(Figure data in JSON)
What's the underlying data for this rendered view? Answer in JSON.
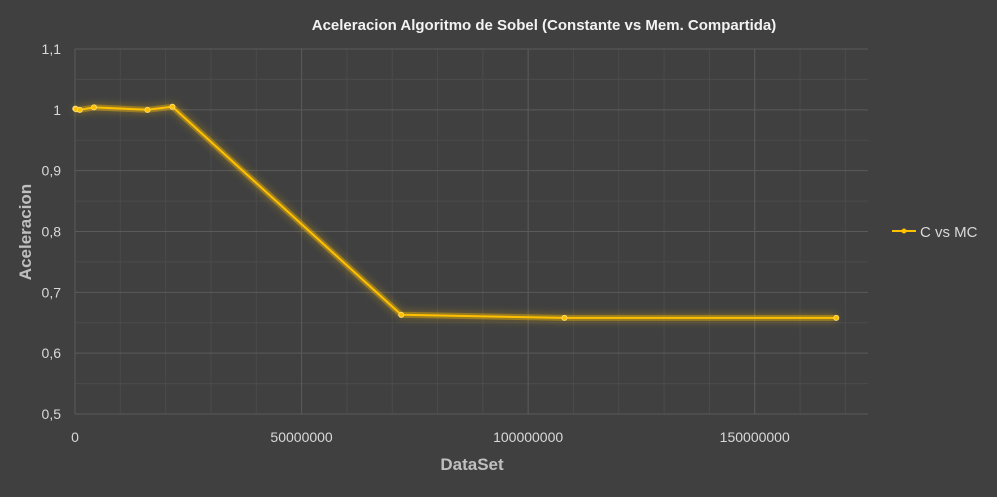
{
  "colors": {
    "background": "#404040",
    "grid_major": "#5a5a5a",
    "grid_minor": "#4b4b4b",
    "axis_text": "#d9d9d9",
    "title_text": "#f2f2f2",
    "series_line": "#ffc000"
  },
  "chart_data": {
    "type": "scatter",
    "title": "Aceleracion Algoritmo de Sobel (Constante vs Mem. Compartida)",
    "xlabel": "DataSet",
    "ylabel": "Aceleracion",
    "xlim": [
      0,
      175000000
    ],
    "ylim": [
      0.5,
      1.1
    ],
    "xticks": [
      0,
      50000000,
      100000000,
      150000000
    ],
    "xtick_labels": [
      "0",
      "50000000",
      "100000000",
      "150000000"
    ],
    "yticks": [
      0.5,
      0.6,
      0.7,
      0.8,
      0.9,
      1.0,
      1.1
    ],
    "ytick_labels": [
      "0,5",
      "0,6",
      "0,7",
      "0,8",
      "0,9",
      "1",
      "1,1"
    ],
    "grid": true,
    "legend_position": "right",
    "series": [
      {
        "name": "C vs MC",
        "color": "#ffc000",
        "x": [
          65536,
          262144,
          1048576,
          4194304,
          16000000,
          21500000,
          72000000,
          108000000,
          168000000
        ],
        "y": [
          1.002,
          1.001,
          1.0,
          1.004,
          1.0,
          1.005,
          0.663,
          0.658,
          0.658
        ]
      }
    ]
  }
}
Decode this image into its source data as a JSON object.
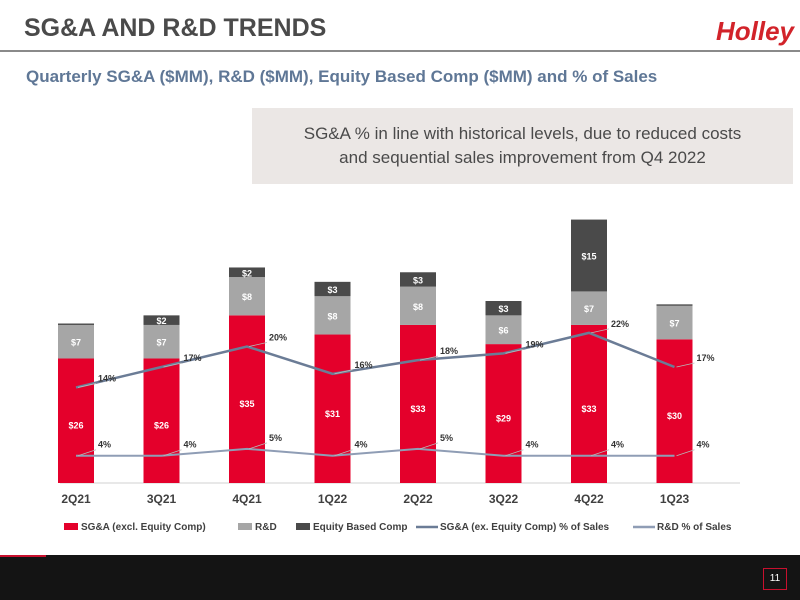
{
  "header": {
    "title": "SG&A AND R&D TRENDS",
    "logo_text": "Holley",
    "subtitle": "Quarterly SG&A ($MM), R&D ($MM), Equity Based Comp ($MM) and % of Sales"
  },
  "callout": {
    "line1": "SG&A % in line with historical levels, due to reduced costs",
    "line2": "and sequential sales improvement from Q4 2022"
  },
  "footer": {
    "page_number": "11"
  },
  "colors": {
    "sga": "#e4002b",
    "rd": "#a6a6a6",
    "equity": "#4a4a4a",
    "sga_pct_line": "#6b7c96",
    "rd_pct_line": "#8f9db5",
    "accent": "#c8102e"
  },
  "chart_data": {
    "type": "bar",
    "stacked": true,
    "categories": [
      "2Q21",
      "3Q21",
      "4Q21",
      "1Q22",
      "2Q22",
      "3Q22",
      "4Q22",
      "1Q23"
    ],
    "series": [
      {
        "name": "SG&A (excl. Equity Comp)",
        "values": [
          26,
          26,
          35,
          31,
          33,
          29,
          33,
          30
        ],
        "labels": [
          "$26",
          "$26",
          "$35",
          "$31",
          "$33",
          "$29",
          "$33",
          "$30"
        ]
      },
      {
        "name": "R&D",
        "values": [
          7,
          7,
          8,
          8,
          8,
          6,
          7,
          7
        ],
        "labels": [
          "$7",
          "$7",
          "$8",
          "$8",
          "$8",
          "$6",
          "$7",
          "$7"
        ]
      },
      {
        "name": "Equity Based Comp",
        "values": [
          0.3,
          2,
          2,
          3,
          3,
          3,
          15,
          0.3
        ],
        "labels": [
          "",
          "$2",
          "$2",
          "$3",
          "$3",
          "$3",
          "$15",
          ""
        ]
      }
    ],
    "lines": [
      {
        "name": "SG&A  (ex. Equity Comp) % of Sales",
        "values": [
          14,
          17,
          20,
          16,
          18,
          19,
          22,
          17
        ],
        "labels": [
          "14%",
          "17%",
          "20%",
          "16%",
          "18%",
          "19%",
          "22%",
          "17%"
        ]
      },
      {
        "name": "R&D % of Sales",
        "values": [
          4,
          4,
          5,
          4,
          5,
          4,
          4,
          4
        ],
        "labels": [
          "4%",
          "4%",
          "5%",
          "4%",
          "5%",
          "4%",
          "4%",
          "4%"
        ]
      }
    ],
    "bar_axis_max": 57,
    "pct_axis_range": [
      0,
      40
    ],
    "legend_position": "bottom"
  }
}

WHAT NEEDS TO BE DONE: Without the pictures, return the entries exactly as they appear.

REPLY:
What's the underlying data for this rendered view? Answer in JSON.
{
  "colors": {
    "background": "#404040",
    "grid_major": "#5a5a5a",
    "grid_minor": "#4b4b4b",
    "axis_text": "#d9d9d9",
    "title_text": "#f2f2f2",
    "series_line": "#ffc000"
  },
  "chart_data": {
    "type": "scatter",
    "title": "Aceleracion Algoritmo de Sobel (Constante vs Mem. Compartida)",
    "xlabel": "DataSet",
    "ylabel": "Aceleracion",
    "xlim": [
      0,
      175000000
    ],
    "ylim": [
      0.5,
      1.1
    ],
    "xticks": [
      0,
      50000000,
      100000000,
      150000000
    ],
    "xtick_labels": [
      "0",
      "50000000",
      "100000000",
      "150000000"
    ],
    "yticks": [
      0.5,
      0.6,
      0.7,
      0.8,
      0.9,
      1.0,
      1.1
    ],
    "ytick_labels": [
      "0,5",
      "0,6",
      "0,7",
      "0,8",
      "0,9",
      "1",
      "1,1"
    ],
    "grid": true,
    "legend_position": "right",
    "series": [
      {
        "name": "C vs MC",
        "color": "#ffc000",
        "x": [
          65536,
          262144,
          1048576,
          4194304,
          16000000,
          21500000,
          72000000,
          108000000,
          168000000
        ],
        "y": [
          1.002,
          1.001,
          1.0,
          1.004,
          1.0,
          1.005,
          0.663,
          0.658,
          0.658
        ]
      }
    ]
  }
}
Decode this image into its source data as a JSON object.
{
  "header": {
    "title": "SG&A AND R&D TRENDS",
    "logo_text": "Holley",
    "subtitle": "Quarterly SG&A ($MM), R&D ($MM), Equity Based Comp ($MM) and % of Sales"
  },
  "callout": {
    "line1": "SG&A % in line with historical levels, due to reduced costs",
    "line2": "and sequential sales improvement from Q4 2022"
  },
  "footer": {
    "page_number": "11"
  },
  "colors": {
    "sga": "#e4002b",
    "rd": "#a6a6a6",
    "equity": "#4a4a4a",
    "sga_pct_line": "#6b7c96",
    "rd_pct_line": "#8f9db5",
    "accent": "#c8102e"
  },
  "chart_data": {
    "type": "bar",
    "stacked": true,
    "categories": [
      "2Q21",
      "3Q21",
      "4Q21",
      "1Q22",
      "2Q22",
      "3Q22",
      "4Q22",
      "1Q23"
    ],
    "series": [
      {
        "name": "SG&A (excl. Equity Comp)",
        "values": [
          26,
          26,
          35,
          31,
          33,
          29,
          33,
          30
        ],
        "labels": [
          "$26",
          "$26",
          "$35",
          "$31",
          "$33",
          "$29",
          "$33",
          "$30"
        ]
      },
      {
        "name": "R&D",
        "values": [
          7,
          7,
          8,
          8,
          8,
          6,
          7,
          7
        ],
        "labels": [
          "$7",
          "$7",
          "$8",
          "$8",
          "$8",
          "$6",
          "$7",
          "$7"
        ]
      },
      {
        "name": "Equity Based Comp",
        "values": [
          0.3,
          2,
          2,
          3,
          3,
          3,
          15,
          0.3
        ],
        "labels": [
          "",
          "$2",
          "$2",
          "$3",
          "$3",
          "$3",
          "$15",
          ""
        ]
      }
    ],
    "lines": [
      {
        "name": "SG&A  (ex. Equity Comp) % of Sales",
        "values": [
          14,
          17,
          20,
          16,
          18,
          19,
          22,
          17
        ],
        "labels": [
          "14%",
          "17%",
          "20%",
          "16%",
          "18%",
          "19%",
          "22%",
          "17%"
        ]
      },
      {
        "name": "R&D % of Sales",
        "values": [
          4,
          4,
          5,
          4,
          5,
          4,
          4,
          4
        ],
        "labels": [
          "4%",
          "4%",
          "5%",
          "4%",
          "5%",
          "4%",
          "4%",
          "4%"
        ]
      }
    ],
    "bar_axis_max": 57,
    "pct_axis_range": [
      0,
      40
    ],
    "legend_position": "bottom"
  }
}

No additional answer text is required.